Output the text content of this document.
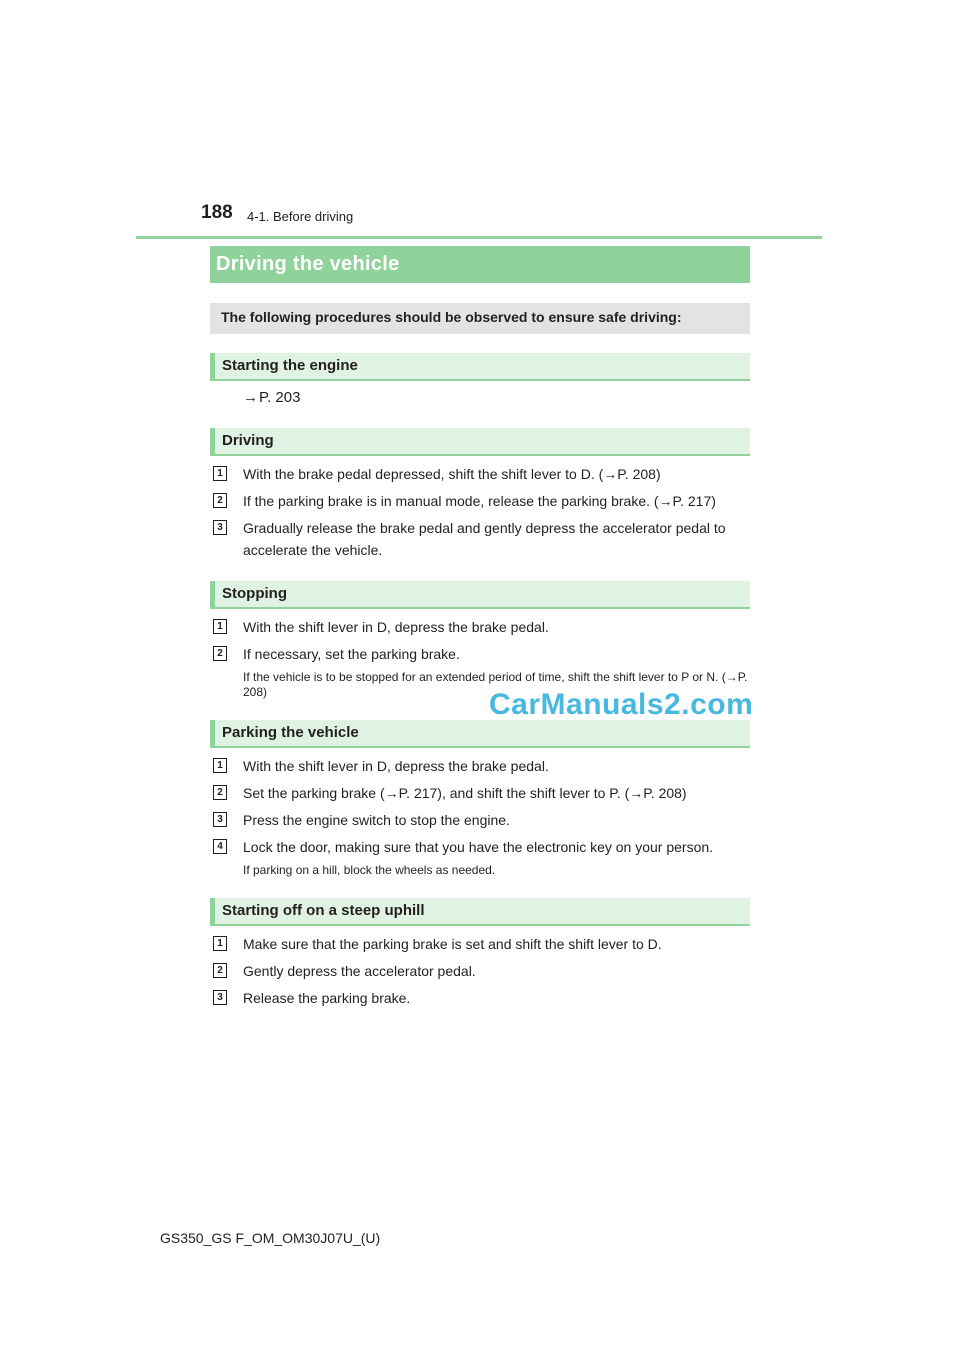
188 4-1. Before driving
Driving the vehicle
The following procedures should be observed to ensure safe driving:
Starting the engine
→P. 203
Driving
1	With the brake pedal depressed, shift the shift lever to D. (→P. 208)
2	If the parking brake is in manual mode, release the parking brake. (→P. 217)
3	Gradually release the brake pedal and gently depress the accelerator pedal to accelerate the vehicle.
Stopping
1	With the shift lever in D, depress the brake pedal.
2	If necessary, set the parking brake.
If the vehicle is to be stopped for an extended period of time, shift the shift lever to P or N. (→P. 208)
Parking the vehicle
1	With the shift lever in D, depress the brake pedal.
2	Set the parking brake (→P. 217), and shift the shift lever to P. (→P. 208)
3	Press the engine switch to stop the engine.
4	Lock the door, making sure that you have the electronic key on your person.
If parking on a hill, block the wheels as needed.
Starting off on a steep uphill
1	Make sure that the parking brake is set and shift the shift lever to D.
2	Gently depress the accelerator pedal.
3	Release the parking brake.
CarManuals2.com
GS350_GS F_OM_OM30J07U_(U)
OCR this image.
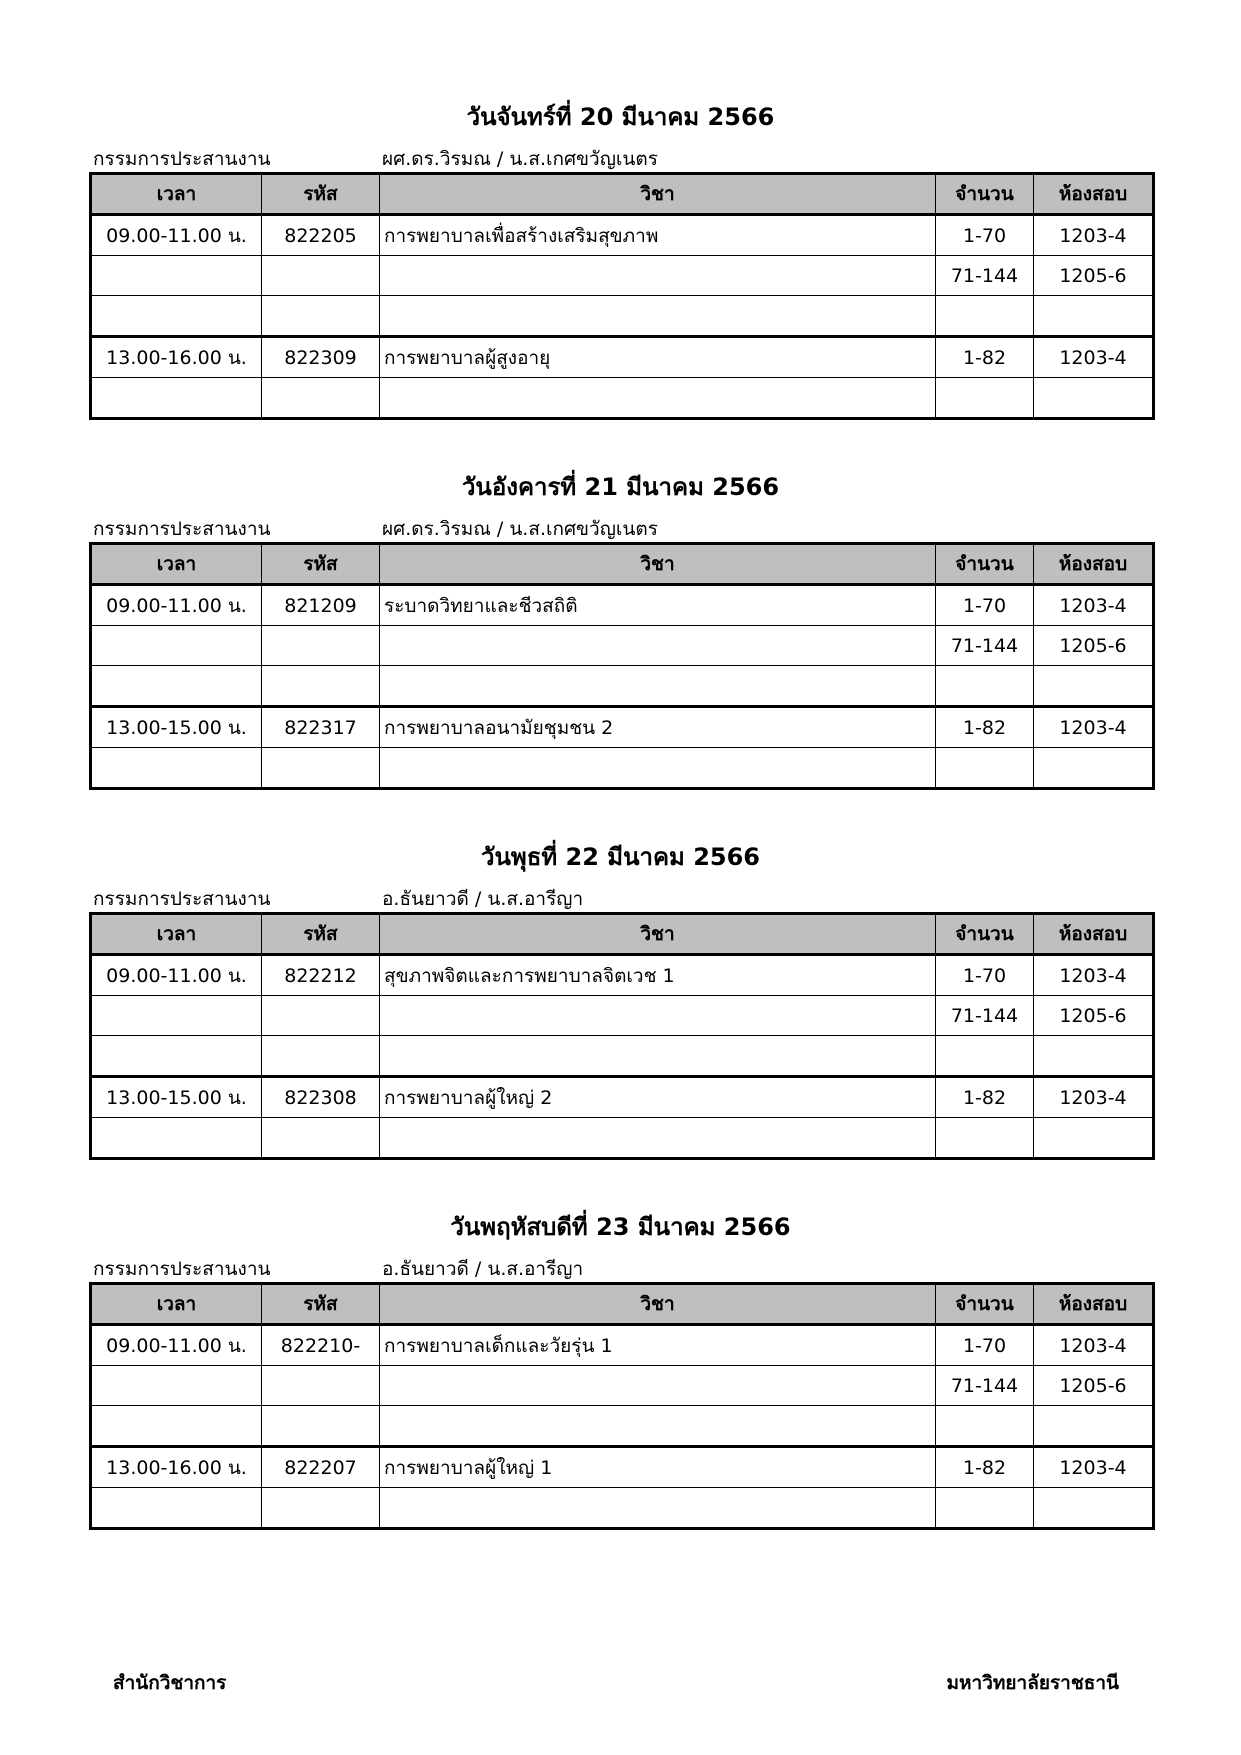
วันจันทร์ที่ 20 มีนาคม 2566
กรรมการประสานงาน	ผศ.ดร.วิรมณ / น.ส.เกศขวัญเนตร
เวลา	รหัส	วิชา	จำนวน	ห้องสอบ
09.00-11.00 น.	822205	การพยาบาลเพื่อสร้างเสริมสุขภาพ	1-70	1203-4
			71-144	1205-6

13.00-16.00 น.	822309	การพยาบาลผู้สูงอายุ	1-82	1203-4

วันอังคารที่ 21 มีนาคม 2566
กรรมการประสานงาน	ผศ.ดร.วิรมณ / น.ส.เกศขวัญเนตร
เวลา	รหัส	วิชา	จำนวน	ห้องสอบ
09.00-11.00 น.	821209	ระบาดวิทยาและชีวสถิติ	1-70	1203-4
			71-144	1205-6

13.00-15.00 น.	822317	การพยาบาลอนามัยชุมชน 2	1-82	1203-4

วันพุธที่ 22 มีนาคม 2566
กรรมการประสานงาน	อ.ธันยาวดี / น.ส.อารีญา
เวลา	รหัส	วิชา	จำนวน	ห้องสอบ
09.00-11.00 น.	822212	สุขภาพจิตและการพยาบาลจิตเวช 1	1-70	1203-4
			71-144	1205-6

13.00-15.00 น.	822308	การพยาบาลผู้ใหญ่ 2	1-82	1203-4

วันพฤหัสบดีที่ 23 มีนาคม 2566
กรรมการประสานงาน	อ.ธันยาวดี / น.ส.อารีญา
เวลา	รหัส	วิชา	จำนวน	ห้องสอบ
09.00-11.00 น.	822210-	การพยาบาลเด็กและวัยรุ่น 1	1-70	1203-4
			71-144	1205-6

13.00-16.00 น.	822207	การพยาบาลผู้ใหญ่ 1	1-82	1203-4

สำนักวิชาการ	มหาวิทยาลัยราชธานี
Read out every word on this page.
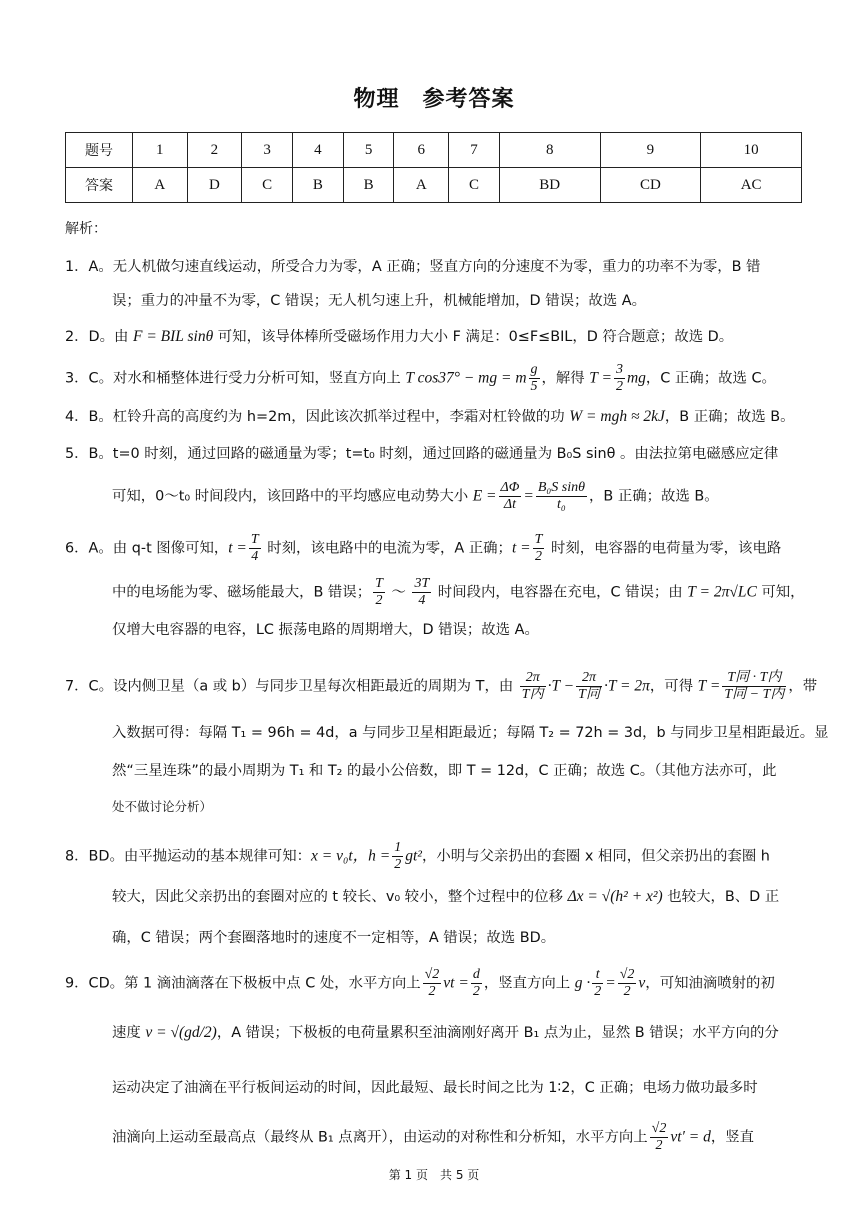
物理　参考答案
题号	1	2	3	4	5	6	7	8	9	10
答案	A	D	C	B	B	A	C	BD	CD	AC
解析：
1．A。无人机做匀速直线运动，所受合力为零，A 正确；竖直方向的分速度不为零，重力的功率不为零，B 错
误；重力的冲量不为零，C 错误；无人机匀速上升，机械能增加，D 错误；故选 A。
2．D。由 F = BIL sinθ 可知，该导体棒所受磁场作用力大小 F 满足：0≤F≤BIL，D 符合题意；故选 D。
3．C。对水和桶整体进行受力分析可知，竖直方向上 T cos37° − mg = m $\frac{g}{5}$ ，解得 $T = \frac{3}{2}$ mg，C 正确；故选 C。
4．B。杠铃升高的高度约为 h=2m，因此该次抓举过程中，李霜对杠铃做的功 W = mgh ≈ 2kJ，B 正确；故选 B。
5．B。t=0 时刻，通过回路的磁通量为零；t=t₀ 时刻，通过回路的磁通量为 B₀S sinθ 。由法拉第电磁感应定律
可知，0～t₀ 时间段内，该回路中的平均感应电动势大小 $E = \frac{\Delta\Phi}{\Delta t} = \frac{\text{B₀S sinθ}}{\text{t₀}}$ ，B 正确；故选 B。
6．A。由 q-t 图像可知，$t = \frac{T}{4}$ 时刻，该电路中的电流为零，A 正确；$t = \frac{T}{2}$ 时刻，电容器的电荷量为零，该电路
中的电场能为零、磁场能最大，B 错误； $\frac{T}{2}$ ～ $\frac{3T}{4}$ 时间段内，电容器在充电，C 错误；由 T = 2π√LC 可知，
仅增大电容器的电容，LC 振荡电路的周期增大，D 错误；故选 A。
7．C。设内侧卫星（a 或 b）与同步卫星每次相距最近的周期为 T，由 $\frac{2\pi}{\text{T内}} \cdot T - \frac{2\pi}{\text{T同}} \cdot T = 2\pi$，可得 $T = \frac{\text{T同 · T内}}{\text{T同 − T内}}$ ，带
入数据可得：每隔 T₁ = 96h = 4d，a 与同步卫星相距最近；每隔 T₂ = 72h = 3d，b 与同步卫星相距最近。显
然“三星连珠”的最小周期为 T₁ 和 T₂ 的最小公倍数，即 T = 12d，C 正确；故选 C。（其他方法亦可，此
处不做讨论分析）
8．BD。由平抛运动的基本规律可知：x = v₀t，$h = \frac{1}{2} gt^2$，小明与父亲扔出的套圈 x 相同，但父亲扔出的套圈 h
较大，因此父亲扔出的套圈对应的 t 较长、v₀ 较小，整个过程中的位移 Δx = √(h² + x²) 也较大，B、D 正
确，C 错误；两个套圈落地时的速度不一定相等，A 错误；故选 BD。
9．CD。第 1 滴油滴落在下极板中点 C 处，水平方向上 $\frac{√2}{2}$ vt = $\frac{d}{2}$ ，竖直方向上 $g \cdot \frac{t}{2} = \frac{√2}{2}$ v，可知油滴喷射的初
速度 v = √(gd/2)，A 错误；下极板的电荷量累积至油滴刚好离开 B₁ 点为止，显然 B 错误；水平方向的分
运动决定了油滴在平行板间运动的时间，因此最短、最长时间之比为 1∶2，C 正确；电场力做功最多时
油滴向上运动至最高点（最终从 B₁ 点离开），由运动的对称性和分析知，水平方向上 $\frac{√2}{2} vt' = d$，竖直
第 1 页　共 5 页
....................
WORK TO COMPLETE: Repeat each record exactly, with the pictures left out.

TASK OUTPUT:
Output the text content of this document.
188 4-1. Before driving
Driving the vehicle
The following procedures should be observed to ensure safe driving:
Starting the engine
→P. 203
Driving
1	With the brake pedal depressed, shift the shift lever to D. (→P. 208)
2	If the parking brake is in manual mode, release the parking brake. (→P. 217)
3	Gradually release the brake pedal and gently depress the accelerator pedal to accelerate the vehicle.
Stopping
1	With the shift lever in D, depress the brake pedal.
2	If necessary, set the parking brake.
If the vehicle is to be stopped for an extended period of time, shift the shift lever to P or N. (→P. 208)
Parking the vehicle
1	With the shift lever in D, depress the brake pedal.
2	Set the parking brake (→P. 217), and shift the shift lever to P. (→P. 208)
3	Press the engine switch to stop the engine.
4	Lock the door, making sure that you have the electronic key on your person.
If parking on a hill, block the wheels as needed.
Starting off on a steep uphill
1	Make sure that the parking brake is set and shift the shift lever to D.
2	Gently depress the accelerator pedal.
3	Release the parking brake.
CarManuals2.com
GS350_GS F_OM_OM30J07U_(U)
OCR this image.
วันจันทร์ที่ 20 มีนาคม 2566
กรรมการประสานงาน	ผศ.ดร.วิรมณ / น.ส.เกศขวัญเนตร
เวลา	รหัส	วิชา	จำนวน	ห้องสอบ
09.00-11.00 น.	822205	การพยาบาลเพื่อสร้างเสริมสุขภาพ	1-70	1203-4
			71-144	1205-6

13.00-16.00 น.	822309	การพยาบาลผู้สูงอายุ	1-82	1203-4

วันอังคารที่ 21 มีนาคม 2566
กรรมการประสานงาน	ผศ.ดร.วิรมณ / น.ส.เกศขวัญเนตร
เวลา	รหัส	วิชา	จำนวน	ห้องสอบ
09.00-11.00 น.	821209	ระบาดวิทยาและชีวสถิติ	1-70	1203-4
			71-144	1205-6

13.00-15.00 น.	822317	การพยาบาลอนามัยชุมชน 2	1-82	1203-4

วันพุธที่ 22 มีนาคม 2566
กรรมการประสานงาน	อ.ธันยาวดี / น.ส.อารีญา
เวลา	รหัส	วิชา	จำนวน	ห้องสอบ
09.00-11.00 น.	822212	สุขภาพจิตและการพยาบาลจิตเวช 1	1-70	1203-4
			71-144	1205-6

13.00-15.00 น.	822308	การพยาบาลผู้ใหญ่ 2	1-82	1203-4

วันพฤหัสบดีที่ 23 มีนาคม 2566
กรรมการประสานงาน	อ.ธันยาวดี / น.ส.อารีญา
เวลา	รหัส	วิชา	จำนวน	ห้องสอบ
09.00-11.00 น.	822210-	การพยาบาลเด็กและวัยรุ่น 1	1-70	1203-4
			71-144	1205-6

13.00-16.00 น.	822207	การพยาบาลผู้ใหญ่ 1	1-82	1203-4

สำนักวิชาการ	มหาวิทยาลัยราชธานี
Read out every word on this page.
物理　参考答案
题号	1	2	3	4	5	6	7	8	9	10
答案	A	D	C	B	B	A	C	BD	CD	AC
解析：
1．A。无人机做匀速直线运动，所受合力为零，A 正确；竖直方向的分速度不为零，重力的功率不为零，B 错
误；重力的冲量不为零，C 错误；无人机匀速上升，机械能增加，D 错误；故选 A。
2．D。由 F = BIL sinθ 可知，该导体棒所受磁场作用力大小 F 满足：0≤F≤BIL，D 符合题意；故选 D。
3．C。对水和桶整体进行受力分析可知，竖直方向上 T cos37° − mg = m $\frac{g}{5}$ ，解得 $T = \frac{3}{2}$ mg，C 正确；故选 C。
4．B。杠铃升高的高度约为 h=2m，因此该次抓举过程中，李霜对杠铃做的功 W = mgh ≈ 2kJ，B 正确；故选 B。
5．B。t=0 时刻，通过回路的磁通量为零；t=t₀ 时刻，通过回路的磁通量为 B₀S sinθ 。由法拉第电磁感应定律
可知，0～t₀ 时间段内，该回路中的平均感应电动势大小 $E = \frac{\Delta\Phi}{\Delta t} = \frac{\text{B₀S sinθ}}{\text{t₀}}$ ，B 正确；故选 B。
6．A。由 q-t 图像可知，$t = \frac{T}{4}$ 时刻，该电路中的电流为零，A 正确；$t = \frac{T}{2}$ 时刻，电容器的电荷量为零，该电路
中的电场能为零、磁场能最大，B 错误； $\frac{T}{2}$ ～ $\frac{3T}{4}$ 时间段内，电容器在充电，C 错误；由 T = 2π√LC 可知，
仅增大电容器的电容，LC 振荡电路的周期增大，D 错误；故选 A。
7．C。设内侧卫星（a 或 b）与同步卫星每次相距最近的周期为 T，由 $\frac{2\pi}{\text{T内}} \cdot T - \frac{2\pi}{\text{T同}} \cdot T = 2\pi$，可得 $T = \frac{\text{T同 · T内}}{\text{T同 − T内}}$ ，带
入数据可得：每隔 T₁ = 96h = 4d，a 与同步卫星相距最近；每隔 T₂ = 72h = 3d，b 与同步卫星相距最近。显
然“三星连珠”的最小周期为 T₁ 和 T₂ 的最小公倍数，即 T = 12d，C 正确；故选 C。（其他方法亦可，此
处不做讨论分析）
8．BD。由平抛运动的基本规律可知：x = v₀t，$h = \frac{1}{2} gt^2$，小明与父亲扔出的套圈 x 相同，但父亲扔出的套圈 h
较大，因此父亲扔出的套圈对应的 t 较长、v₀ 较小，整个过程中的位移 Δx = √(h² + x²) 也较大，B、D 正
确，C 错误；两个套圈落地时的速度不一定相等，A 错误；故选 BD。
9．CD。第 1 滴油滴落在下极板中点 C 处，水平方向上 $\frac{√2}{2}$ vt = $\frac{d}{2}$ ，竖直方向上 $g \cdot \frac{t}{2} = \frac{√2}{2}$ v，可知油滴喷射的初
速度 v = √(gd/2)，A 错误；下极板的电荷量累积至油滴刚好离开 B₁ 点为止，显然 B 错误；水平方向的分
运动决定了油滴在平行板间运动的时间，因此最短、最长时间之比为 1∶2，C 正确；电场力做功最多时
油滴向上运动至最高点（最终从 B₁ 点离开），由运动的对称性和分析知，水平方向上 $\frac{√2}{2} vt' = d$，竖直
第 1 页　共 5 页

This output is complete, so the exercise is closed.